→ **Short task**: Extract each line where the string "Республика" shows up.

[START Material for this exercise]

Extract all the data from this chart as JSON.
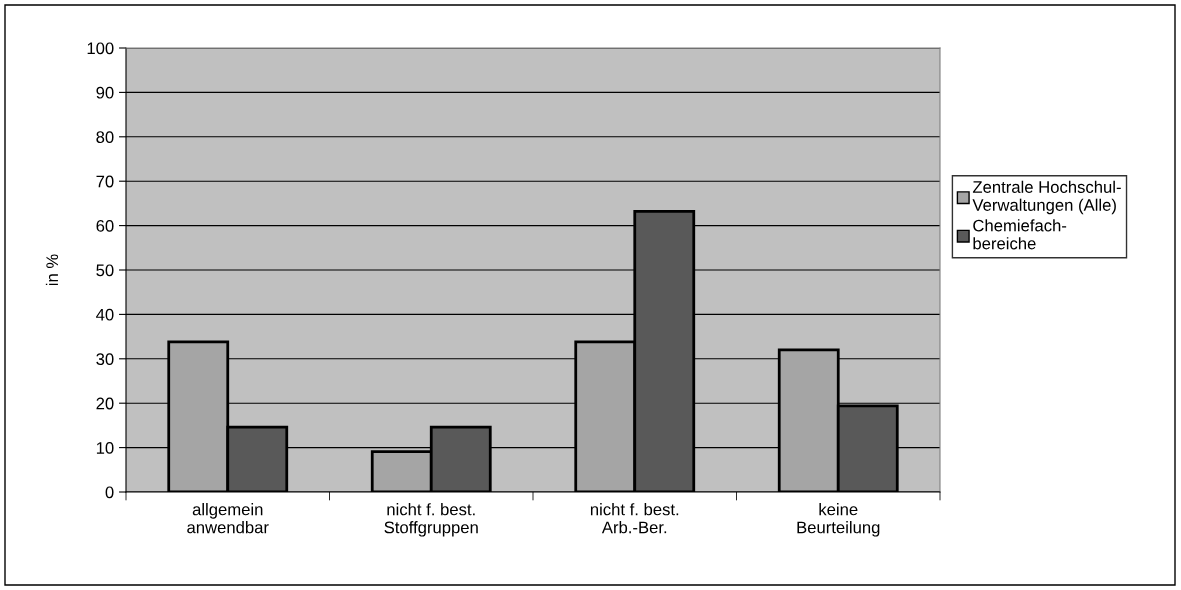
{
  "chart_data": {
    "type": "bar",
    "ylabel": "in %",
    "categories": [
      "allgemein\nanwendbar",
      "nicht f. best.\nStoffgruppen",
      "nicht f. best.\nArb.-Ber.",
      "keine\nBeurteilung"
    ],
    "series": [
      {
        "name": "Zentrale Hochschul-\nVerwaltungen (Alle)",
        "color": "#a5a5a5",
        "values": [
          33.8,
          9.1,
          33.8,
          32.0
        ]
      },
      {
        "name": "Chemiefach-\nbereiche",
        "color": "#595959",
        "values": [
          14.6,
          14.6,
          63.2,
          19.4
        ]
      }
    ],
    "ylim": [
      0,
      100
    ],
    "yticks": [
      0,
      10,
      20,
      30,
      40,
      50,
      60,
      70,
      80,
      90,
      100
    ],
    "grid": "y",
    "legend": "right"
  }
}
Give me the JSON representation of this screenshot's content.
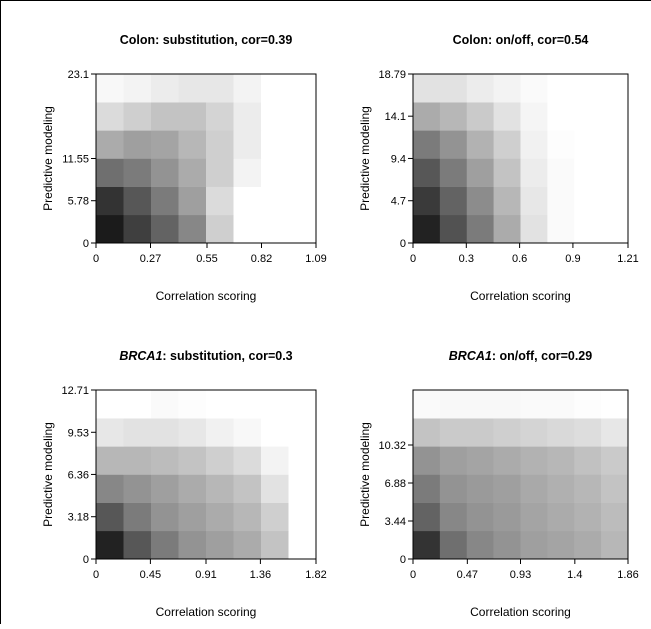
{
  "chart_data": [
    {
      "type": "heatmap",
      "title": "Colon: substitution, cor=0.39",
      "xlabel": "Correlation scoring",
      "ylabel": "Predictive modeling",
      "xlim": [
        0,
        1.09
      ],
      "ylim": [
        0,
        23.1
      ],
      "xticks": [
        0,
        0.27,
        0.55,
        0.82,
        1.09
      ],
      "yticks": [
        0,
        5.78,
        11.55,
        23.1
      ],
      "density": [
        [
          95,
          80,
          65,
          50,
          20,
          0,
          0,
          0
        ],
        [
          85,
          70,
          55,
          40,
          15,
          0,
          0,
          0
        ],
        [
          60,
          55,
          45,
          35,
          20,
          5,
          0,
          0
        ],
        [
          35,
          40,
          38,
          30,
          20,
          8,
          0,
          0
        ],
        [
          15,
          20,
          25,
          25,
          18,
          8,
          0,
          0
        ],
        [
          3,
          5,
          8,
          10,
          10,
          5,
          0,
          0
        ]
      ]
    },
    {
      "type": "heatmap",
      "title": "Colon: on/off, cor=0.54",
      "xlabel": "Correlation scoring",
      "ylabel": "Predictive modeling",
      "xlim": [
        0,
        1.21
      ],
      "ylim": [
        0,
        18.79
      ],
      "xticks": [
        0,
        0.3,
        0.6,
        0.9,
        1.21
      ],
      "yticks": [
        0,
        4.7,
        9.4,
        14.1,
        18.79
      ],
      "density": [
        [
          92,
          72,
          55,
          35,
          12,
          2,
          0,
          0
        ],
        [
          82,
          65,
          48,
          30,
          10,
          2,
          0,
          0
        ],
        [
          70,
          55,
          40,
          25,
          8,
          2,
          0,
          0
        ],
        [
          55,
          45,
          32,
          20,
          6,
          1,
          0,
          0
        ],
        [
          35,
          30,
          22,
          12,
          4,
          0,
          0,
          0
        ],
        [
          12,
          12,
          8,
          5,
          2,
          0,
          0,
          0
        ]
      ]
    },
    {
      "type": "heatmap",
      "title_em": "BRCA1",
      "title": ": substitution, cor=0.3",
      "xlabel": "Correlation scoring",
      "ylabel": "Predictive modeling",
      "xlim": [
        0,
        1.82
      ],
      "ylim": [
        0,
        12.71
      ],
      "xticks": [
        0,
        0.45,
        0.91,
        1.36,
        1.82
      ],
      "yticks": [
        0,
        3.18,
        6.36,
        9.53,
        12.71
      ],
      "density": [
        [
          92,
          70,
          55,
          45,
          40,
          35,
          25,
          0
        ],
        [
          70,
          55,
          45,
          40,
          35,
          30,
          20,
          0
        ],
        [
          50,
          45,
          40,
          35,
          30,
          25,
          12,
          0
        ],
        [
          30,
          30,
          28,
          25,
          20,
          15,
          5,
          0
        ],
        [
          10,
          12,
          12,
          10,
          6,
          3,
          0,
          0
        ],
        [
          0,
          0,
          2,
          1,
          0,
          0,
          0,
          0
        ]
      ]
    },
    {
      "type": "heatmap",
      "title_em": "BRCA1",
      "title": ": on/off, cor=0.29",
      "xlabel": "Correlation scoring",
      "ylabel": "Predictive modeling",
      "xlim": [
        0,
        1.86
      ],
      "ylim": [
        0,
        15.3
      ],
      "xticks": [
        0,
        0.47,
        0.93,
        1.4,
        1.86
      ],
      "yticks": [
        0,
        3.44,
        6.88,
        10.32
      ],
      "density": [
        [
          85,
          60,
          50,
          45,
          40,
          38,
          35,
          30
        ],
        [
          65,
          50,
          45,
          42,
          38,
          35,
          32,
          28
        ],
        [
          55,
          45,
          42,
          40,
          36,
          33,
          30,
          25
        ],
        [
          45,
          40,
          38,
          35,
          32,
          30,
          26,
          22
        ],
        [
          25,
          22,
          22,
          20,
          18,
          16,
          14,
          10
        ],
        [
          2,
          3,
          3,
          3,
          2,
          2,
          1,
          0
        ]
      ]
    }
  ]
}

[END Material for this exercise]
[START Material for this exercise]

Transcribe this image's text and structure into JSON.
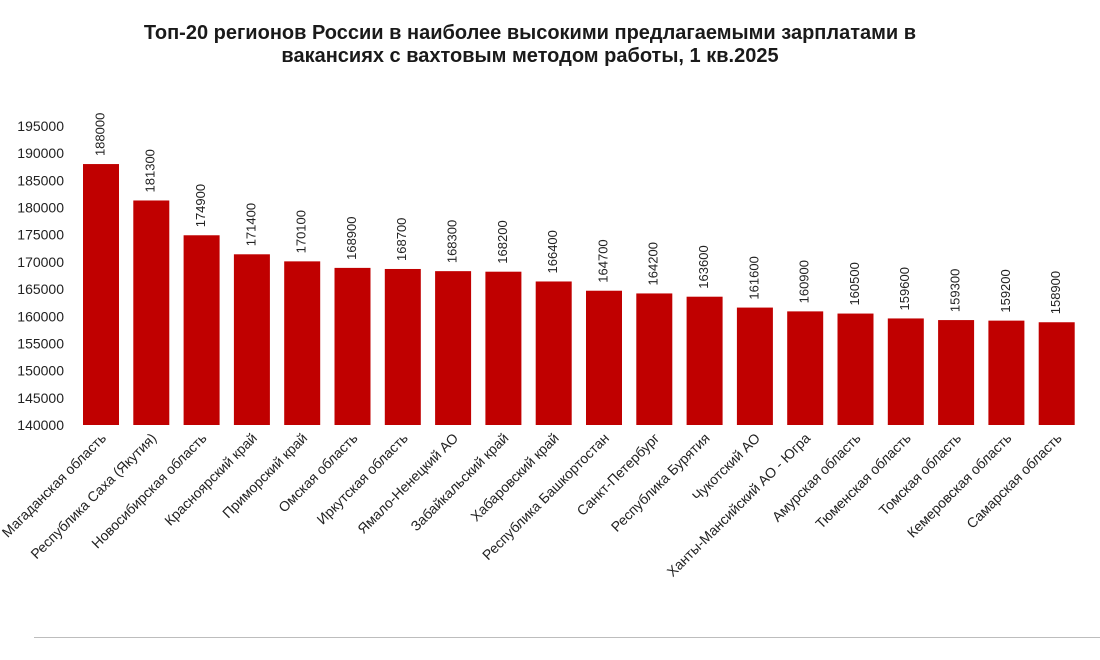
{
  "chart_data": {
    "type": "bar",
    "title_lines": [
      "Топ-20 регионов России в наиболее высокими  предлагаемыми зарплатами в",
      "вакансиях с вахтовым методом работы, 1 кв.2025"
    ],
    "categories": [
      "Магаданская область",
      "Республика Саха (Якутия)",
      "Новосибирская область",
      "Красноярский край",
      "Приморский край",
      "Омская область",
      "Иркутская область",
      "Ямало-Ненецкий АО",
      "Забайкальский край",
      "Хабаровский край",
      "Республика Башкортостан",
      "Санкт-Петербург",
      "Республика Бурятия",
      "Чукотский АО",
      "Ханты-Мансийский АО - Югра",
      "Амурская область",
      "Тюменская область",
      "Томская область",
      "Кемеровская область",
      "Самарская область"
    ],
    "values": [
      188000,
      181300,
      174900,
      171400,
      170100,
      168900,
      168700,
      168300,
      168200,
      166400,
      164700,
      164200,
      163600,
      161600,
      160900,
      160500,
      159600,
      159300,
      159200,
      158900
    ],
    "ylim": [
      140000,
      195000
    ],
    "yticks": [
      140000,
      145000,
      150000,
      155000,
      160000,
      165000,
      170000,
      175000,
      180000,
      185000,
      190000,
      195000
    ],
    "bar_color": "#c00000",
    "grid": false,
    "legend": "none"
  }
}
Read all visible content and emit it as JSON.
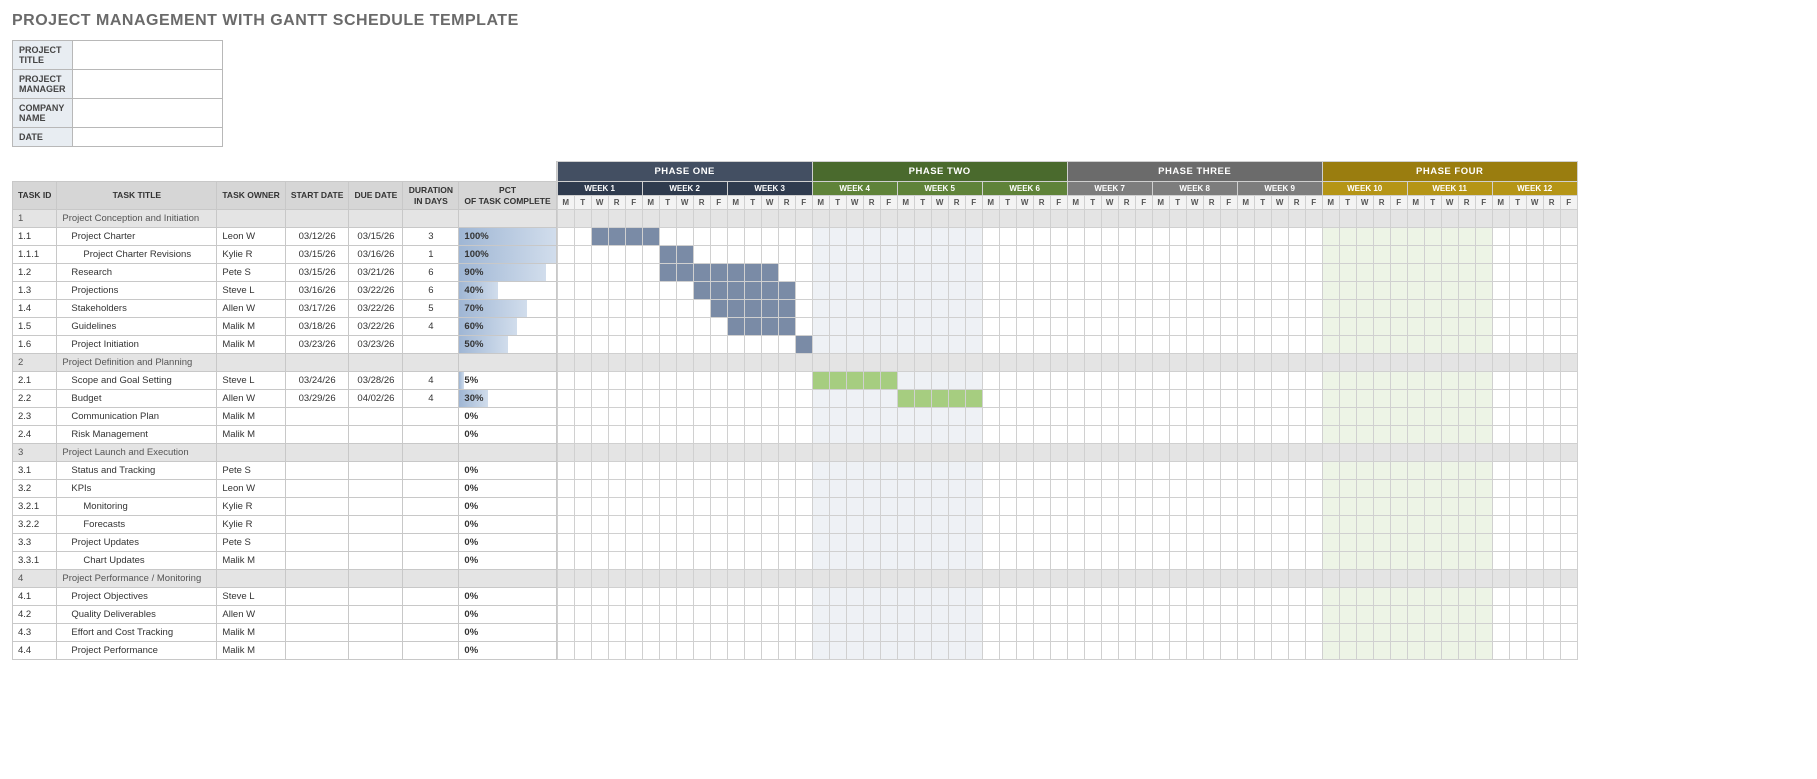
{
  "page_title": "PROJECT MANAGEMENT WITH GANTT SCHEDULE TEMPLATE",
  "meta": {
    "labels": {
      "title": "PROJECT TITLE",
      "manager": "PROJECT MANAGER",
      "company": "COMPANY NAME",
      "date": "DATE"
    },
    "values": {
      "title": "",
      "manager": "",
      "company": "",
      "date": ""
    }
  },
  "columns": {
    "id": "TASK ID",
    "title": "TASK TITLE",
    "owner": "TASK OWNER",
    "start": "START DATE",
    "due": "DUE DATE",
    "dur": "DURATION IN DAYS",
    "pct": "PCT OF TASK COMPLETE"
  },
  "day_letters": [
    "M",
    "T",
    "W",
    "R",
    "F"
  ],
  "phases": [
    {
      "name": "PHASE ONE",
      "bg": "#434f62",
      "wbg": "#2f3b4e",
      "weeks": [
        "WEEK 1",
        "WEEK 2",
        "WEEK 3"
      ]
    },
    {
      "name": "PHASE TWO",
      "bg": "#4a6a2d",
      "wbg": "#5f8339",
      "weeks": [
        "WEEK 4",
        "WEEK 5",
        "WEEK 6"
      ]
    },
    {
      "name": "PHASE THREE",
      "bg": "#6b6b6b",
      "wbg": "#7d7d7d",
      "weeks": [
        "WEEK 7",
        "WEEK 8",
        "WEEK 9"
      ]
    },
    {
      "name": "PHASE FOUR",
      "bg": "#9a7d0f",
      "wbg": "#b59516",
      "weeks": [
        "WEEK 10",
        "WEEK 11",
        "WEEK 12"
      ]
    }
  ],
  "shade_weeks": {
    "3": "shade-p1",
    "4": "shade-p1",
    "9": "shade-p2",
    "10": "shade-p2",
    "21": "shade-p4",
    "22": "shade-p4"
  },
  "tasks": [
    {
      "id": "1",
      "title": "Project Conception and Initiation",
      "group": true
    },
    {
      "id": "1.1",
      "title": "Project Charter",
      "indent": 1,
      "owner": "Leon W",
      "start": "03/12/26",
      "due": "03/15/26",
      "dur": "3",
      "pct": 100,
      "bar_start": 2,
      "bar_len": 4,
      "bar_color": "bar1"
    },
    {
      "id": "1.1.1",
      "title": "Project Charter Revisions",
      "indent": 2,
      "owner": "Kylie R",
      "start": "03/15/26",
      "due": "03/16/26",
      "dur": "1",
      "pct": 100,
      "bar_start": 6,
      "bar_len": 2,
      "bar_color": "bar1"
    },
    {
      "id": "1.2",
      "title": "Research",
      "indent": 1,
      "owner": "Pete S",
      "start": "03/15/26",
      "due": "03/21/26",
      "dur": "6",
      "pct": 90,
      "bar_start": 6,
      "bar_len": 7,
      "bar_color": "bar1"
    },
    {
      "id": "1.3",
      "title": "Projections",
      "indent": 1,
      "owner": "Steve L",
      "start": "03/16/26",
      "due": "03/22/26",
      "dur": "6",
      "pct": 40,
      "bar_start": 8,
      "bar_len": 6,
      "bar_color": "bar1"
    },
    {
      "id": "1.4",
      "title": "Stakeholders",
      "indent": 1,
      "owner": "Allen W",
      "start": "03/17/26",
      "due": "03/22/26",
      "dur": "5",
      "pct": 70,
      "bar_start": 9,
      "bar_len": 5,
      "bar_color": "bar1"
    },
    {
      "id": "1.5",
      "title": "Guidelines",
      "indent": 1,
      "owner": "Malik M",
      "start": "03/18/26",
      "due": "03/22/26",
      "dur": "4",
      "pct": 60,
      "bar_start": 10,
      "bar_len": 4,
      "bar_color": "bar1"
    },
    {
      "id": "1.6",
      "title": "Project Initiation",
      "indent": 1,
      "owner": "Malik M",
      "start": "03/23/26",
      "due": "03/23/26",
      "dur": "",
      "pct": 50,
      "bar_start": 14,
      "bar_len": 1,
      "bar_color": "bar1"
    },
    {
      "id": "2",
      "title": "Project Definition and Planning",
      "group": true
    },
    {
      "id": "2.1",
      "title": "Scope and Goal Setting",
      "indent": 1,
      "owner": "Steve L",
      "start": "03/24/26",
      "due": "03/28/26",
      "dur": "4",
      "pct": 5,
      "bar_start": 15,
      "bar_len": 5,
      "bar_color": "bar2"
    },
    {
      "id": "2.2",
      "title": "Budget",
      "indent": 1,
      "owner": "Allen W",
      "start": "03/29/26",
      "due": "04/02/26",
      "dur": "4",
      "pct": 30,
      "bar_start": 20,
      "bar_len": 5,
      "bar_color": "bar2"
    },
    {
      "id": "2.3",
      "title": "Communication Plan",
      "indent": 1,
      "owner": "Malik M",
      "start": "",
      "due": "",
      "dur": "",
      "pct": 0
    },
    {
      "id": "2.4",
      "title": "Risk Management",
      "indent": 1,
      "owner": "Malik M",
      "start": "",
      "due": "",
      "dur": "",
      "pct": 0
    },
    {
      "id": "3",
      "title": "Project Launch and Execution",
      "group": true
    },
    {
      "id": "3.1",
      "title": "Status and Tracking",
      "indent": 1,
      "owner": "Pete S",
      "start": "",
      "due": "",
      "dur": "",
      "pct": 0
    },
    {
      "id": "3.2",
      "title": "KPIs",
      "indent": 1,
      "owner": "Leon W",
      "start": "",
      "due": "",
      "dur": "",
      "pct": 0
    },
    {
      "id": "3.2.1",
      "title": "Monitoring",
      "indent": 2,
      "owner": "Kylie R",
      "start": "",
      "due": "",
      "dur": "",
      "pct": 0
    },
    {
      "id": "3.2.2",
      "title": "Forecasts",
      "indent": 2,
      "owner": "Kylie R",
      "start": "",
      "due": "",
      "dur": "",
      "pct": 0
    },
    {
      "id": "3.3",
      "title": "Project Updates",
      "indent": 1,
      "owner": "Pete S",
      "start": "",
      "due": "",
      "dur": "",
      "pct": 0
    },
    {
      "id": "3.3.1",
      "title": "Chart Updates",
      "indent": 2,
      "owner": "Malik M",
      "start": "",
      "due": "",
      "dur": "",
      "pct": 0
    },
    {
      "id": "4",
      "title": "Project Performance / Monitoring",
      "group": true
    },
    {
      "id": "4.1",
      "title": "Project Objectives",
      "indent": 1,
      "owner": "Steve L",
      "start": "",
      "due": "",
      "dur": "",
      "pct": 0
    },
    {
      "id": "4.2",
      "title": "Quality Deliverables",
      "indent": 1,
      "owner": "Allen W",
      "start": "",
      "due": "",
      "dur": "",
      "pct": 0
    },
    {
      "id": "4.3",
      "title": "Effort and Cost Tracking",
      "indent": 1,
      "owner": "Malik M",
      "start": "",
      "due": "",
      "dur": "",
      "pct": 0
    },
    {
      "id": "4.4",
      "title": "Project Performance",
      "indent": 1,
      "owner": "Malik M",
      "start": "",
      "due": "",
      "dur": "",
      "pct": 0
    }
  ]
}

[END Material for this exercise]

→ **Result**:
      "Республика Саха (Якутия)",
      "Республика Башкортостан",
      "Республика Бурятия",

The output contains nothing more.